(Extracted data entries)
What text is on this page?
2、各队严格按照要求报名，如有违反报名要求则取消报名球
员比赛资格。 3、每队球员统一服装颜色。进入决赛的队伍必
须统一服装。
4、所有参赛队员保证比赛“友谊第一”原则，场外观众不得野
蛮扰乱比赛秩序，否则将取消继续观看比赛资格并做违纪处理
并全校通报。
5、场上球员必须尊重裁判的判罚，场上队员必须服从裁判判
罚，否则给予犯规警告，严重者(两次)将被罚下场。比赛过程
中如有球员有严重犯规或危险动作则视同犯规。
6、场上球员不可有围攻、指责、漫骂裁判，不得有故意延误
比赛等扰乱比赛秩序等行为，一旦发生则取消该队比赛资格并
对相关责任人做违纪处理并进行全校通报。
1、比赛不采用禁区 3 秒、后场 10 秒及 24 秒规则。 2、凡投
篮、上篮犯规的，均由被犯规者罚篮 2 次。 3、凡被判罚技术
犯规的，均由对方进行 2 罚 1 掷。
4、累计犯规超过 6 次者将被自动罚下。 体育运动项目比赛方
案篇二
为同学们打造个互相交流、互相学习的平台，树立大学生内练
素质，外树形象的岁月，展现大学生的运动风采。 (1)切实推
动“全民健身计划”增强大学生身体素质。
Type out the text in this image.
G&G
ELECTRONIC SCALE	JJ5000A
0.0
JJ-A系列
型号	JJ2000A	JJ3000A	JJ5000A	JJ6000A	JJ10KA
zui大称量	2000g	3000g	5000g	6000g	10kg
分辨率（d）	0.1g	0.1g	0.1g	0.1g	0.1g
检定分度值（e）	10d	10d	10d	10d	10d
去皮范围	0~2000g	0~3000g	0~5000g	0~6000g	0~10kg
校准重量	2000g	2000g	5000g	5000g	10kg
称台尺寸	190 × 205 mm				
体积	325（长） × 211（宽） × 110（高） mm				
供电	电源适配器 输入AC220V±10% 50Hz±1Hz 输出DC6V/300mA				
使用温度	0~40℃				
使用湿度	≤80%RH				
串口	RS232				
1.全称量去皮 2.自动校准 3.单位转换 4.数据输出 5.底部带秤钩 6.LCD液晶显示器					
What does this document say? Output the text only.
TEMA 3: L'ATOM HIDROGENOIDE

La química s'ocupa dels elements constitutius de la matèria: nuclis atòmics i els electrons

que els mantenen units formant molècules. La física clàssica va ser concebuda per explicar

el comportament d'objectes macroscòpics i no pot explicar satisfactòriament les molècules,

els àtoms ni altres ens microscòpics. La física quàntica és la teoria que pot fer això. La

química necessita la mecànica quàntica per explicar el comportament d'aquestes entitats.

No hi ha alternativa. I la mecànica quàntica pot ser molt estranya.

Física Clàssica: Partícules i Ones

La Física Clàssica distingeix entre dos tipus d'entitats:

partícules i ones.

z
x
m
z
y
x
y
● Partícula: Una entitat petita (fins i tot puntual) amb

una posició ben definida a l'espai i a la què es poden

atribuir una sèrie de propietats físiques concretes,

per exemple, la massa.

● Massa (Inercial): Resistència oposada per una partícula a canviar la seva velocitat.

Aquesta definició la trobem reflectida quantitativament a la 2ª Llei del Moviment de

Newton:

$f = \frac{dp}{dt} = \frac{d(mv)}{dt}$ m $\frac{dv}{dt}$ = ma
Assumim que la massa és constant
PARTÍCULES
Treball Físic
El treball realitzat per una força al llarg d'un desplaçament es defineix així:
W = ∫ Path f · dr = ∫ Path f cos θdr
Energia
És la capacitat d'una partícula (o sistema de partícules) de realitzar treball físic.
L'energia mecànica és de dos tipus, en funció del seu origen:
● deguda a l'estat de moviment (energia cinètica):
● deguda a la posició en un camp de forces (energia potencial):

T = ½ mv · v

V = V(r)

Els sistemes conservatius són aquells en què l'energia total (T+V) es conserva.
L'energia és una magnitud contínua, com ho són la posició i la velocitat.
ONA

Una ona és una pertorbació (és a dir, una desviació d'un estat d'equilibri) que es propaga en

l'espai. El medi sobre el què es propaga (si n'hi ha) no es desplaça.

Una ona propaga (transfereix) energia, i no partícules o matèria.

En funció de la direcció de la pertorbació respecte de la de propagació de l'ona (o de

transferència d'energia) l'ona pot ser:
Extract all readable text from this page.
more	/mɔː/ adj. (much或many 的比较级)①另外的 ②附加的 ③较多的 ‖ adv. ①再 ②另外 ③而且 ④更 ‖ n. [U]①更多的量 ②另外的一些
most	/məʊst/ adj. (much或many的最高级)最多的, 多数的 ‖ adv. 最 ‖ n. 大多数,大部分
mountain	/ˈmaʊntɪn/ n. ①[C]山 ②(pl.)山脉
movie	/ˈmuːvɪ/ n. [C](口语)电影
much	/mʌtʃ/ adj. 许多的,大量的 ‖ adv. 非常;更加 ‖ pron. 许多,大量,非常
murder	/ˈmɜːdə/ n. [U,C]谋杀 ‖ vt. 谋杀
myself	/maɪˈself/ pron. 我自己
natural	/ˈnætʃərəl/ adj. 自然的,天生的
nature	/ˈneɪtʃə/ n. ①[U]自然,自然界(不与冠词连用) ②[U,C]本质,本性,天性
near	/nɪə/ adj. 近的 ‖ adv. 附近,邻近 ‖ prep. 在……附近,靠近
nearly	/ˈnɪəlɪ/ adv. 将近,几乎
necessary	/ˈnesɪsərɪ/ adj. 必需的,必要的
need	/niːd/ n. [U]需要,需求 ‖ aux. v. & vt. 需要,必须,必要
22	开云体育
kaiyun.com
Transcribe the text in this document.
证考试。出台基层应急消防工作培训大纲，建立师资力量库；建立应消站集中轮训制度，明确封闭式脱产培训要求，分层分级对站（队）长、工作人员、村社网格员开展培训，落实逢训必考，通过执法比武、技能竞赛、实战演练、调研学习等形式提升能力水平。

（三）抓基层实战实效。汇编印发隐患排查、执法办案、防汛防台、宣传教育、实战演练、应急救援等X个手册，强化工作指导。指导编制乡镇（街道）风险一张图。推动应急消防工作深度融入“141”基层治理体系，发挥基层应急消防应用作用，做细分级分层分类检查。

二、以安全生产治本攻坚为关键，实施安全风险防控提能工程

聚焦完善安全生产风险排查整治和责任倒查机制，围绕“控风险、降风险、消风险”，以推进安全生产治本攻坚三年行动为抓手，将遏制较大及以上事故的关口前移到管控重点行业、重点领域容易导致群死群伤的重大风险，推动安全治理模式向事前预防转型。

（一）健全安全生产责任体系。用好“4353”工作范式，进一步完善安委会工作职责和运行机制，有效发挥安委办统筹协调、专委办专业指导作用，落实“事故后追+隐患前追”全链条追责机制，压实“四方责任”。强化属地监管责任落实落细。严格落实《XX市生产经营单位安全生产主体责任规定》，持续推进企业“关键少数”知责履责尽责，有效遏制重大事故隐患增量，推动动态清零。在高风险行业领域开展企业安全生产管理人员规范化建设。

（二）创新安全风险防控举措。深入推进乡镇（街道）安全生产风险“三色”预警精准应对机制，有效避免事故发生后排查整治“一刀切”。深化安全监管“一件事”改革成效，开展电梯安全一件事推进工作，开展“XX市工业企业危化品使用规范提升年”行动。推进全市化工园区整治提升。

> _Work to be completed_: Retype every record above exactly as written.

> _Written answer_:
What text is on this page?
2、各队严格按照要求报名，如有违反报名要求则取消报名球
员比赛资格。 3、每队球员统一服装颜色。进入决赛的队伍必
须统一服装。
4、所有参赛队员保证比赛“友谊第一”原则，场外观众不得野
蛮扰乱比赛秩序，否则将取消继续观看比赛资格并做违纪处理
并全校通报。
5、场上球员必须尊重裁判的判罚，场上队员必须服从裁判判
罚，否则给予犯规警告，严重者(两次)将被罚下场。比赛过程
中如有球员有严重犯规或危险动作则视同犯规。
6、场上球员不可有围攻、指责、漫骂裁判，不得有故意延误
比赛等扰乱比赛秩序等行为，一旦发生则取消该队比赛资格并
对相关责任人做违纪处理并进行全校通报。
1、比赛不采用禁区 3 秒、后场 10 秒及 24 秒规则。 2、凡投
篮、上篮犯规的，均由被犯规者罚篮 2 次。 3、凡被判罚技术
犯规的，均由对方进行 2 罚 1 掷。
4、累计犯规超过 6 次者将被自动罚下。 体育运动项目比赛方
案篇二
为同学们打造个互相交流、互相学习的平台，树立大学生内练
素质，外树形象的岁月，展现大学生的运动风采。 (1)切实推
动“全民健身计划”增强大学生身体素质。
Type out the text in this image.
G&G
ELECTRONIC SCALE	JJ5000A
0.0
JJ-A系列
型号	JJ2000A	JJ3000A	JJ5000A	JJ6000A	JJ10KA
zui大称量	2000g	3000g	5000g	6000g	10kg
分辨率（d）	0.1g	0.1g	0.1g	0.1g	0.1g
检定分度值（e）	10d	10d	10d	10d	10d
去皮范围	0~2000g	0~3000g	0~5000g	0~6000g	0~10kg
校准重量	2000g	2000g	5000g	5000g	10kg
称台尺寸	190 × 205 mm				
体积	325（长） × 211（宽） × 110（高） mm				
供电	电源适配器 输入AC220V±10% 50Hz±1Hz 输出DC6V/300mA				
使用温度	0~40℃				
使用湿度	≤80%RH				
串口	RS232				
1.全称量去皮 2.自动校准 3.单位转换 4.数据输出 5.底部带秤钩 6.LCD液晶显示器					
What does this document say? Output the text only.
TEMA 3: L'ATOM HIDROGENOIDE

La química s'ocupa dels elements constitutius de la matèria: nuclis atòmics i els electrons

que els mantenen units formant molècules. La física clàssica va ser concebuda per explicar

el comportament d'objectes macroscòpics i no pot explicar satisfactòriament les molècules,

els àtoms ni altres ens microscòpics. La física quàntica és la teoria que pot fer això. La

química necessita la mecànica quàntica per explicar el comportament d'aquestes entitats.

No hi ha alternativa. I la mecànica quàntica pot ser molt estranya.

Física Clàssica: Partícules i Ones

La Física Clàssica distingeix entre dos tipus d'entitats:

partícules i ones.

z
x
m
z
y
x
y
● Partícula: Una entitat petita (fins i tot puntual) amb

una posició ben definida a l'espai i a la què es poden

atribuir una sèrie de propietats físiques concretes,

per exemple, la massa.

● Massa (Inercial): Resistència oposada per una partícula a canviar la seva velocitat.

Aquesta definició la trobem reflectida quantitativament a la 2ª Llei del Moviment de

Newton:

$f = \frac{dp}{dt} = \frac{d(mv)}{dt}$ m $\frac{dv}{dt}$ = ma
Assumim que la massa és constant
PARTÍCULES
Treball Físic
El treball realitzat per una força al llarg d'un desplaçament es defineix així:
W = ∫ Path f · dr = ∫ Path f cos θdr
Energia
És la capacitat d'una partícula (o sistema de partícules) de realitzar treball físic.
L'energia mecànica és de dos tipus, en funció del seu origen:
● deguda a l'estat de moviment (energia cinètica):
● deguda a la posició en un camp de forces (energia potencial):

T = ½ mv · v

V = V(r)

Els sistemes conservatius són aquells en què l'energia total (T+V) es conserva.
L'energia és una magnitud contínua, com ho són la posició i la velocitat.
ONA

Una ona és una pertorbació (és a dir, una desviació d'un estat d'equilibri) que es propaga en

l'espai. El medi sobre el què es propaga (si n'hi ha) no es desplaça.

Una ona propaga (transfereix) energia, i no partícules o matèria.

En funció de la direcció de la pertorbació respecte de la de propagació de l'ona (o de

transferència d'energia) l'ona pot ser:
Extract all readable text from this page.
more	/mɔː/ adj. (much或many 的比较级)①另外的 ②附加的 ③较多的 ‖ adv. ①再 ②另外 ③而且 ④更 ‖ n. [U]①更多的量 ②另外的一些
most	/məʊst/ adj. (much或many的最高级)最多的, 多数的 ‖ adv. 最 ‖ n. 大多数,大部分
mountain	/ˈmaʊntɪn/ n. ①[C]山 ②(pl.)山脉
movie	/ˈmuːvɪ/ n. [C](口语)电影
much	/mʌtʃ/ adj. 许多的,大量的 ‖ adv. 非常;更加 ‖ pron. 许多,大量,非常
murder	/ˈmɜːdə/ n. [U,C]谋杀 ‖ vt. 谋杀
myself	/maɪˈself/ pron. 我自己
natural	/ˈnætʃərəl/ adj. 自然的,天生的
nature	/ˈneɪtʃə/ n. ①[U]自然,自然界(不与冠词连用) ②[U,C]本质,本性,天性
near	/nɪə/ adj. 近的 ‖ adv. 附近,邻近 ‖ prep. 在……附近,靠近
nearly	/ˈnɪəlɪ/ adv. 将近,几乎
necessary	/ˈnesɪsərɪ/ adj. 必需的,必要的
need	/niːd/ n. [U]需要,需求 ‖ aux. v. & vt. 需要,必须,必要
22	开云体育
kaiyun.com
Transcribe the text in this document.
证考试。出台基层应急消防工作培训大纲，建立师资力量库；建立应消站集中轮训制度，明确封闭式脱产培训要求，分层分级对站（队）长、工作人员、村社网格员开展培训，落实逢训必考，通过执法比武、技能竞赛、实战演练、调研学习等形式提升能力水平。

（三）抓基层实战实效。汇编印发隐患排查、执法办案、防汛防台、宣传教育、实战演练、应急救援等X个手册，强化工作指导。指导编制乡镇（街道）风险一张图。推动应急消防工作深度融入“141”基层治理体系，发挥基层应急消防应用作用，做细分级分层分类检查。

二、以安全生产治本攻坚为关键，实施安全风险防控提能工程

聚焦完善安全生产风险排查整治和责任倒查机制，围绕“控风险、降风险、消风险”，以推进安全生产治本攻坚三年行动为抓手，将遏制较大及以上事故的关口前移到管控重点行业、重点领域容易导致群死群伤的重大风险，推动安全治理模式向事前预防转型。

（一）健全安全生产责任体系。用好“4353”工作范式，进一步完善安委会工作职责和运行机制，有效发挥安委办统筹协调、专委办专业指导作用，落实“事故后追+隐患前追”全链条追责机制，压实“四方责任”。强化属地监管责任落实落细。严格落实《XX市生产经营单位安全生产主体责任规定》，持续推进企业“关键少数”知责履责尽责，有效遏制重大事故隐患增量，推动动态清零。在高风险行业领域开展企业安全生产管理人员规范化建设。

（二）创新安全风险防控举措。深入推进乡镇（街道）安全生产风险“三色”预警精准应对机制，有效避免事故发生后排查整治“一刀切”。深化安全监管“一件事”改革成效，开展电梯安全一件事推进工作，开展“XX市工业企业危化品使用规范提升年”行动。推进全市化工园区整治提升。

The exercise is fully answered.